__Short problem__. The records that follow need to be output exactly as they are.

-- START Supplied data --

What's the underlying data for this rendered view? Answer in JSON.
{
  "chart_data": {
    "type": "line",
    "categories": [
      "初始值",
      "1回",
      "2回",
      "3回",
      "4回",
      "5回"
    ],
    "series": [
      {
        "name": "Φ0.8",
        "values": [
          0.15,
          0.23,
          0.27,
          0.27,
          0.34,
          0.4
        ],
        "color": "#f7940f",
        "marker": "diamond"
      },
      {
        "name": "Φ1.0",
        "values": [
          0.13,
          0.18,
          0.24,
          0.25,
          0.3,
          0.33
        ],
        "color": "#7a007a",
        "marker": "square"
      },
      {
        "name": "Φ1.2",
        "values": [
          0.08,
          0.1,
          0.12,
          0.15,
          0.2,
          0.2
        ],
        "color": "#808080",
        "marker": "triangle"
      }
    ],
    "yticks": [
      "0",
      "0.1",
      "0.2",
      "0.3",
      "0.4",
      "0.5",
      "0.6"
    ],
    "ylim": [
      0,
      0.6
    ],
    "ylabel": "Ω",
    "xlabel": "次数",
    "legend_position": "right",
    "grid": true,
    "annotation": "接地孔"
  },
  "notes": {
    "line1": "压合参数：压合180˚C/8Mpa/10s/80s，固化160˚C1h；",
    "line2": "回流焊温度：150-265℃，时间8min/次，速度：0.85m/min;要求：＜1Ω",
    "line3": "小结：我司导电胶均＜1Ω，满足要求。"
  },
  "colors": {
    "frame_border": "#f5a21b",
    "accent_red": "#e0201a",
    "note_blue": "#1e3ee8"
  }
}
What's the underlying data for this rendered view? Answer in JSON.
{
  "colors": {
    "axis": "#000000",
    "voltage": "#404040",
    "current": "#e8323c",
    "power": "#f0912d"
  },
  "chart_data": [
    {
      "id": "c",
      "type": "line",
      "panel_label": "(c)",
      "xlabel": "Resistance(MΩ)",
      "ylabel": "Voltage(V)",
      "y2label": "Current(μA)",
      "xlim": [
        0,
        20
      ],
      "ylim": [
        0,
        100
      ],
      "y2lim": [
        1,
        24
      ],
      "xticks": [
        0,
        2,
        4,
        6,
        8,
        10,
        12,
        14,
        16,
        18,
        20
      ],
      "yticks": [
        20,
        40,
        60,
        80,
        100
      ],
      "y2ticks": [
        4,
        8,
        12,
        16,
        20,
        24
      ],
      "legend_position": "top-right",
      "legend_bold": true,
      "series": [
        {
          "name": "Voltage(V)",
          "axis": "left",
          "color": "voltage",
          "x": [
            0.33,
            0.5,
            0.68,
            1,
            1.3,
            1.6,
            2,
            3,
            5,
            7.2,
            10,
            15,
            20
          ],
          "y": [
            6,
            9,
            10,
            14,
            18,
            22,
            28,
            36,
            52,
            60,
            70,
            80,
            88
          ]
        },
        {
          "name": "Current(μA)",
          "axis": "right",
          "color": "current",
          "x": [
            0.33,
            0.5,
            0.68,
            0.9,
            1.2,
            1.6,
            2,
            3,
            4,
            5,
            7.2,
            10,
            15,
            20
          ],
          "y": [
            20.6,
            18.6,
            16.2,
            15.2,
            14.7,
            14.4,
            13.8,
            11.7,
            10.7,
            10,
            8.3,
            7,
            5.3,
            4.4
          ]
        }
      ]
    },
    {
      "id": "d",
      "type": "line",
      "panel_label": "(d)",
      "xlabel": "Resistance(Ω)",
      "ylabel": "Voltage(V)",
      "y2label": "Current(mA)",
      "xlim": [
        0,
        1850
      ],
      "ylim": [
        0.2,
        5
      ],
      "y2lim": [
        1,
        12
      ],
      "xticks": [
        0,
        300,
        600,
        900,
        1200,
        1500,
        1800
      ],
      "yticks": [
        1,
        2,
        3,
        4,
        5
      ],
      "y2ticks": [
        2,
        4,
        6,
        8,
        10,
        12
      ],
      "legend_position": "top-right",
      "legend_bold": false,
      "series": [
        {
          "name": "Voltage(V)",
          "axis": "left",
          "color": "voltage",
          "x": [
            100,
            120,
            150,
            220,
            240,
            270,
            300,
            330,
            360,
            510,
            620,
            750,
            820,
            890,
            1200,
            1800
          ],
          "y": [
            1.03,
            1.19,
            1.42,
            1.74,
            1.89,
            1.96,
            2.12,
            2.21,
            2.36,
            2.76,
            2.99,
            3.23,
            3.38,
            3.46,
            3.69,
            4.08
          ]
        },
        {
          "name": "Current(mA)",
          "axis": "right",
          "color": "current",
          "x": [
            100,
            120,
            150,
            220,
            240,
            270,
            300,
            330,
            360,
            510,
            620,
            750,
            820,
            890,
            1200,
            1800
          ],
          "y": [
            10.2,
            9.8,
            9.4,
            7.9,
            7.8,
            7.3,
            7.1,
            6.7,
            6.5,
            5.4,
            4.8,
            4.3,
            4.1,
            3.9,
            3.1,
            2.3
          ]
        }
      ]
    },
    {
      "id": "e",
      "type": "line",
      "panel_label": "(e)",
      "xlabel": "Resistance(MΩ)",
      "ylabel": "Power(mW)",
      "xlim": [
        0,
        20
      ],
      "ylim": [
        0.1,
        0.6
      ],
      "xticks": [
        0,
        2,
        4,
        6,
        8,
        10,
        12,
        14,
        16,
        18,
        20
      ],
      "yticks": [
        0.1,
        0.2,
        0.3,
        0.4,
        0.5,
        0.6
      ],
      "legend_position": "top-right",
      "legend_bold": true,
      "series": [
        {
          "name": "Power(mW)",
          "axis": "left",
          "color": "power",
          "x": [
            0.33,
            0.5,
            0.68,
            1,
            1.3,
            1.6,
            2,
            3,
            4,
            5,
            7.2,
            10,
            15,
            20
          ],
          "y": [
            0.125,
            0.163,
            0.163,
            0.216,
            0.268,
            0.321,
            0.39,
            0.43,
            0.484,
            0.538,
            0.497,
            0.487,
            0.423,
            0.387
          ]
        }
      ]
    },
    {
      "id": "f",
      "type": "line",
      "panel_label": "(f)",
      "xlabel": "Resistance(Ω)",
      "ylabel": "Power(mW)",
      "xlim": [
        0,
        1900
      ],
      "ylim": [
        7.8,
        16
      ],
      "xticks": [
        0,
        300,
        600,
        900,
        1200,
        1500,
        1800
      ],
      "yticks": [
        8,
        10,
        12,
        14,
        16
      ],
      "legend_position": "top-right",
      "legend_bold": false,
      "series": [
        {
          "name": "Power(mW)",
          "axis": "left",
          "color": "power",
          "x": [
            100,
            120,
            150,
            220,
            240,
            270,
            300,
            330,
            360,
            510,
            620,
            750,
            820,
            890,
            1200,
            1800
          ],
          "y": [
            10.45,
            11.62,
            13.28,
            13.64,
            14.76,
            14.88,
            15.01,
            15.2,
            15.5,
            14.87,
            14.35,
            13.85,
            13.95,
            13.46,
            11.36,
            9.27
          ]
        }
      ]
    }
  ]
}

-- END Supplied data --

__Full solution__.
What's the underlying data for this rendered view? Answer in JSON.
{
  "chart_data": {
    "type": "line",
    "categories": [
      "初始值",
      "1回",
      "2回",
      "3回",
      "4回",
      "5回"
    ],
    "series": [
      {
        "name": "Φ0.8",
        "values": [
          0.15,
          0.23,
          0.27,
          0.27,
          0.34,
          0.4
        ],
        "color": "#f7940f",
        "marker": "diamond"
      },
      {
        "name": "Φ1.0",
        "values": [
          0.13,
          0.18,
          0.24,
          0.25,
          0.3,
          0.33
        ],
        "color": "#7a007a",
        "marker": "square"
      },
      {
        "name": "Φ1.2",
        "values": [
          0.08,
          0.1,
          0.12,
          0.15,
          0.2,
          0.2
        ],
        "color": "#808080",
        "marker": "triangle"
      }
    ],
    "yticks": [
      "0",
      "0.1",
      "0.2",
      "0.3",
      "0.4",
      "0.5",
      "0.6"
    ],
    "ylim": [
      0,
      0.6
    ],
    "ylabel": "Ω",
    "xlabel": "次数",
    "legend_position": "right",
    "grid": true,
    "annotation": "接地孔"
  },
  "notes": {
    "line1": "压合参数：压合180˚C/8Mpa/10s/80s，固化160˚C1h；",
    "line2": "回流焊温度：150-265℃，时间8min/次，速度：0.85m/min;要求：＜1Ω",
    "line3": "小结：我司导电胶均＜1Ω，满足要求。"
  },
  "colors": {
    "frame_border": "#f5a21b",
    "accent_red": "#e0201a",
    "note_blue": "#1e3ee8"
  }
}
What's the underlying data for this rendered view? Answer in JSON.
{
  "colors": {
    "axis": "#000000",
    "voltage": "#404040",
    "current": "#e8323c",
    "power": "#f0912d"
  },
  "chart_data": [
    {
      "id": "c",
      "type": "line",
      "panel_label": "(c)",
      "xlabel": "Resistance(MΩ)",
      "ylabel": "Voltage(V)",
      "y2label": "Current(μA)",
      "xlim": [
        0,
        20
      ],
      "ylim": [
        0,
        100
      ],
      "y2lim": [
        1,
        24
      ],
      "xticks": [
        0,
        2,
        4,
        6,
        8,
        10,
        12,
        14,
        16,
        18,
        20
      ],
      "yticks": [
        20,
        40,
        60,
        80,
        100
      ],
      "y2ticks": [
        4,
        8,
        12,
        16,
        20,
        24
      ],
      "legend_position": "top-right",
      "legend_bold": true,
      "series": [
        {
          "name": "Voltage(V)",
          "axis": "left",
          "color": "voltage",
          "x": [
            0.33,
            0.5,
            0.68,
            1,
            1.3,
            1.6,
            2,
            3,
            5,
            7.2,
            10,
            15,
            20
          ],
          "y": [
            6,
            9,
            10,
            14,
            18,
            22,
            28,
            36,
            52,
            60,
            70,
            80,
            88
          ]
        },
        {
          "name": "Current(μA)",
          "axis": "right",
          "color": "current",
          "x": [
            0.33,
            0.5,
            0.68,
            0.9,
            1.2,
            1.6,
            2,
            3,
            4,
            5,
            7.2,
            10,
            15,
            20
          ],
          "y": [
            20.6,
            18.6,
            16.2,
            15.2,
            14.7,
            14.4,
            13.8,
            11.7,
            10.7,
            10,
            8.3,
            7,
            5.3,
            4.4
          ]
        }
      ]
    },
    {
      "id": "d",
      "type": "line",
      "panel_label": "(d)",
      "xlabel": "Resistance(Ω)",
      "ylabel": "Voltage(V)",
      "y2label": "Current(mA)",
      "xlim": [
        0,
        1850
      ],
      "ylim": [
        0.2,
        5
      ],
      "y2lim": [
        1,
        12
      ],
      "xticks": [
        0,
        300,
        600,
        900,
        1200,
        1500,
        1800
      ],
      "yticks": [
        1,
        2,
        3,
        4,
        5
      ],
      "y2ticks": [
        2,
        4,
        6,
        8,
        10,
        12
      ],
      "legend_position": "top-right",
      "legend_bold": false,
      "series": [
        {
          "name": "Voltage(V)",
          "axis": "left",
          "color": "voltage",
          "x": [
            100,
            120,
            150,
            220,
            240,
            270,
            300,
            330,
            360,
            510,
            620,
            750,
            820,
            890,
            1200,
            1800
          ],
          "y": [
            1.03,
            1.19,
            1.42,
            1.74,
            1.89,
            1.96,
            2.12,
            2.21,
            2.36,
            2.76,
            2.99,
            3.23,
            3.38,
            3.46,
            3.69,
            4.08
          ]
        },
        {
          "name": "Current(mA)",
          "axis": "right",
          "color": "current",
          "x": [
            100,
            120,
            150,
            220,
            240,
            270,
            300,
            330,
            360,
            510,
            620,
            750,
            820,
            890,
            1200,
            1800
          ],
          "y": [
            10.2,
            9.8,
            9.4,
            7.9,
            7.8,
            7.3,
            7.1,
            6.7,
            6.5,
            5.4,
            4.8,
            4.3,
            4.1,
            3.9,
            3.1,
            2.3
          ]
        }
      ]
    },
    {
      "id": "e",
      "type": "line",
      "panel_label": "(e)",
      "xlabel": "Resistance(MΩ)",
      "ylabel": "Power(mW)",
      "xlim": [
        0,
        20
      ],
      "ylim": [
        0.1,
        0.6
      ],
      "xticks": [
        0,
        2,
        4,
        6,
        8,
        10,
        12,
        14,
        16,
        18,
        20
      ],
      "yticks": [
        0.1,
        0.2,
        0.3,
        0.4,
        0.5,
        0.6
      ],
      "legend_position": "top-right",
      "legend_bold": true,
      "series": [
        {
          "name": "Power(mW)",
          "axis": "left",
          "color": "power",
          "x": [
            0.33,
            0.5,
            0.68,
            1,
            1.3,
            1.6,
            2,
            3,
            4,
            5,
            7.2,
            10,
            15,
            20
          ],
          "y": [
            0.125,
            0.163,
            0.163,
            0.216,
            0.268,
            0.321,
            0.39,
            0.43,
            0.484,
            0.538,
            0.497,
            0.487,
            0.423,
            0.387
          ]
        }
      ]
    },
    {
      "id": "f",
      "type": "line",
      "panel_label": "(f)",
      "xlabel": "Resistance(Ω)",
      "ylabel": "Power(mW)",
      "xlim": [
        0,
        1900
      ],
      "ylim": [
        7.8,
        16
      ],
      "xticks": [
        0,
        300,
        600,
        900,
        1200,
        1500,
        1800
      ],
      "yticks": [
        8,
        10,
        12,
        14,
        16
      ],
      "legend_position": "top-right",
      "legend_bold": false,
      "series": [
        {
          "name": "Power(mW)",
          "axis": "left",
          "color": "power",
          "x": [
            100,
            120,
            150,
            220,
            240,
            270,
            300,
            330,
            360,
            510,
            620,
            750,
            820,
            890,
            1200,
            1800
          ],
          "y": [
            10.45,
            11.62,
            13.28,
            13.64,
            14.76,
            14.88,
            15.01,
            15.2,
            15.5,
            14.87,
            14.35,
            13.85,
            13.95,
            13.46,
            11.36,
            9.27
          ]
        }
      ]
    }
  ]
}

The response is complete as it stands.